━━━ ENTRIES PROVIDED ━━━
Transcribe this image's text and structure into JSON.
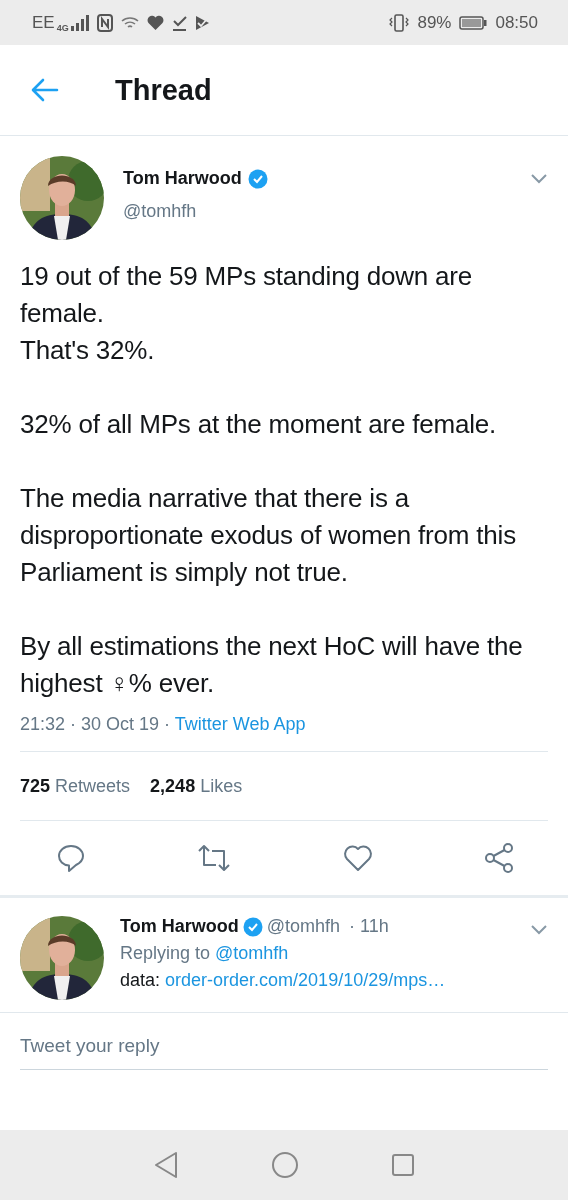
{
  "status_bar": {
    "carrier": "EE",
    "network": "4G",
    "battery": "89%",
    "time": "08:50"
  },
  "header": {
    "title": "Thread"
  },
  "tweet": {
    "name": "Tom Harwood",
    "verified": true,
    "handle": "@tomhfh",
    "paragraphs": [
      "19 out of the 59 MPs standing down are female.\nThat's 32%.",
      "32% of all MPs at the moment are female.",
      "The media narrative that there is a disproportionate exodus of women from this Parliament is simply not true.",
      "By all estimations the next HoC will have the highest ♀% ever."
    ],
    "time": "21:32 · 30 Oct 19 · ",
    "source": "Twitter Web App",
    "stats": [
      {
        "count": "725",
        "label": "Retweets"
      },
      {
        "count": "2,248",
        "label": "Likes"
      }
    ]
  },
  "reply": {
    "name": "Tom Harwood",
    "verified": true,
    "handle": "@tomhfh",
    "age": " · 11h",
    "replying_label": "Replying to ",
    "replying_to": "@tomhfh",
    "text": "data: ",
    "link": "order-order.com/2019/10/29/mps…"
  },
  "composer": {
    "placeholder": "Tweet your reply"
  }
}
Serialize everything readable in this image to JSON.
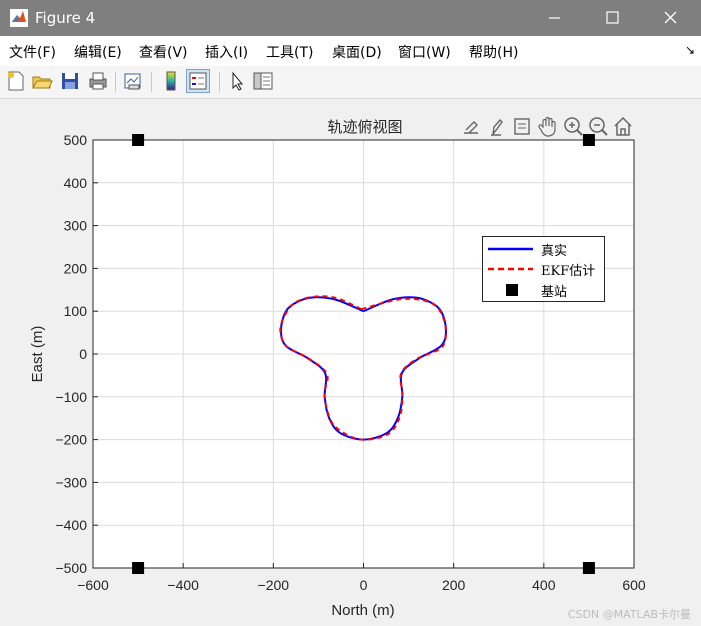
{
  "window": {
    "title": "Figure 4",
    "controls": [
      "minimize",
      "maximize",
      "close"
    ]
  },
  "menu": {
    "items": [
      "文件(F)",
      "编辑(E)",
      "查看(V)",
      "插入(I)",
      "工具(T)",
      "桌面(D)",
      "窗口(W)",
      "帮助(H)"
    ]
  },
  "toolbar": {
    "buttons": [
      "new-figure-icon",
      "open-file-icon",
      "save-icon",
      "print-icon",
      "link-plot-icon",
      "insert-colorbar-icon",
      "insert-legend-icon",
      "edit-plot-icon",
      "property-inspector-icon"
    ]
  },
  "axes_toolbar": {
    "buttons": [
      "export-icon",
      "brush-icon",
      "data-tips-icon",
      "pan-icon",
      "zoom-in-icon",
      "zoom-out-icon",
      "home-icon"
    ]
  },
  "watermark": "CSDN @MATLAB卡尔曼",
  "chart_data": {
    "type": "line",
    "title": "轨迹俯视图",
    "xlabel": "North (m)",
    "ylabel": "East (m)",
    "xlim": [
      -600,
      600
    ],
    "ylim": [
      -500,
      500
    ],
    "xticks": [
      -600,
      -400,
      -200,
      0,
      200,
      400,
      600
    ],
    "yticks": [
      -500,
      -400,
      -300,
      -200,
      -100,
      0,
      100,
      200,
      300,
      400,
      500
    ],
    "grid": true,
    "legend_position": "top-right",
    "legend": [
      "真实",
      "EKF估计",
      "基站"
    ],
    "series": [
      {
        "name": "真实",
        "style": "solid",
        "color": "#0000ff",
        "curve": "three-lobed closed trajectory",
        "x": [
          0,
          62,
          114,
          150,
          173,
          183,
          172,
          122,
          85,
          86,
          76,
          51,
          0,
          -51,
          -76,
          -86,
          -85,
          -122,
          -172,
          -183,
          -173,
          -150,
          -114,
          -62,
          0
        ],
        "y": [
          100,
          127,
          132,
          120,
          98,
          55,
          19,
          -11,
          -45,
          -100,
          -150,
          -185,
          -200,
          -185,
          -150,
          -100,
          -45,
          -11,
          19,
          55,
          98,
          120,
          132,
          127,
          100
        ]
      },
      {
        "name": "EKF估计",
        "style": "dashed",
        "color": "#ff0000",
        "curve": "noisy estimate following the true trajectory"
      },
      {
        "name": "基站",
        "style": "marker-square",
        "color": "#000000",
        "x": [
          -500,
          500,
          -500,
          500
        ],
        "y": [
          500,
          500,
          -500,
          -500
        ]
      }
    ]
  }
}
━━━
• WORK TO COMPLETE: Copy all the entries word for word. Omit any pictures.

• TASK SOLUTION:
Transcribe this image's text and structure into JSON.
{
  "status_bar": {
    "carrier": "EE",
    "network": "4G",
    "battery": "89%",
    "time": "08:50"
  },
  "header": {
    "title": "Thread"
  },
  "tweet": {
    "name": "Tom Harwood",
    "verified": true,
    "handle": "@tomhfh",
    "paragraphs": [
      "19 out of the 59 MPs standing down are female.\nThat's 32%.",
      "32% of all MPs at the moment are female.",
      "The media narrative that there is a disproportionate exodus of women from this Parliament is simply not true.",
      "By all estimations the next HoC will have the highest ♀% ever."
    ],
    "time": "21:32 · 30 Oct 19 · ",
    "source": "Twitter Web App",
    "stats": [
      {
        "count": "725",
        "label": "Retweets"
      },
      {
        "count": "2,248",
        "label": "Likes"
      }
    ]
  },
  "reply": {
    "name": "Tom Harwood",
    "verified": true,
    "handle": "@tomhfh",
    "age": " · 11h",
    "replying_label": "Replying to ",
    "replying_to": "@tomhfh",
    "text": "data: ",
    "link": "order-order.com/2019/10/29/mps…"
  },
  "composer": {
    "placeholder": "Tweet your reply"
  }
}
Serialize everything readable in this image to JSON.
{
  "window": {
    "title": "Figure 4",
    "controls": [
      "minimize",
      "maximize",
      "close"
    ]
  },
  "menu": {
    "items": [
      "文件(F)",
      "编辑(E)",
      "查看(V)",
      "插入(I)",
      "工具(T)",
      "桌面(D)",
      "窗口(W)",
      "帮助(H)"
    ]
  },
  "toolbar": {
    "buttons": [
      "new-figure-icon",
      "open-file-icon",
      "save-icon",
      "print-icon",
      "link-plot-icon",
      "insert-colorbar-icon",
      "insert-legend-icon",
      "edit-plot-icon",
      "property-inspector-icon"
    ]
  },
  "axes_toolbar": {
    "buttons": [
      "export-icon",
      "brush-icon",
      "data-tips-icon",
      "pan-icon",
      "zoom-in-icon",
      "zoom-out-icon",
      "home-icon"
    ]
  },
  "watermark": "CSDN @MATLAB卡尔曼",
  "chart_data": {
    "type": "line",
    "title": "轨迹俯视图",
    "xlabel": "North (m)",
    "ylabel": "East (m)",
    "xlim": [
      -600,
      600
    ],
    "ylim": [
      -500,
      500
    ],
    "xticks": [
      -600,
      -400,
      -200,
      0,
      200,
      400,
      600
    ],
    "yticks": [
      -500,
      -400,
      -300,
      -200,
      -100,
      0,
      100,
      200,
      300,
      400,
      500
    ],
    "grid": true,
    "legend_position": "top-right",
    "legend": [
      "真实",
      "EKF估计",
      "基站"
    ],
    "series": [
      {
        "name": "真实",
        "style": "solid",
        "color": "#0000ff",
        "curve": "three-lobed closed trajectory",
        "x": [
          0,
          62,
          114,
          150,
          173,
          183,
          172,
          122,
          85,
          86,
          76,
          51,
          0,
          -51,
          -76,
          -86,
          -85,
          -122,
          -172,
          -183,
          -173,
          -150,
          -114,
          -62,
          0
        ],
        "y": [
          100,
          127,
          132,
          120,
          98,
          55,
          19,
          -11,
          -45,
          -100,
          -150,
          -185,
          -200,
          -185,
          -150,
          -100,
          -45,
          -11,
          19,
          55,
          98,
          120,
          132,
          127,
          100
        ]
      },
      {
        "name": "EKF估计",
        "style": "dashed",
        "color": "#ff0000",
        "curve": "noisy estimate following the true trajectory"
      },
      {
        "name": "基站",
        "style": "marker-square",
        "color": "#000000",
        "x": [
          -500,
          500,
          -500,
          500
        ],
        "y": [
          500,
          500,
          -500,
          -500
        ]
      }
    ]
  }
}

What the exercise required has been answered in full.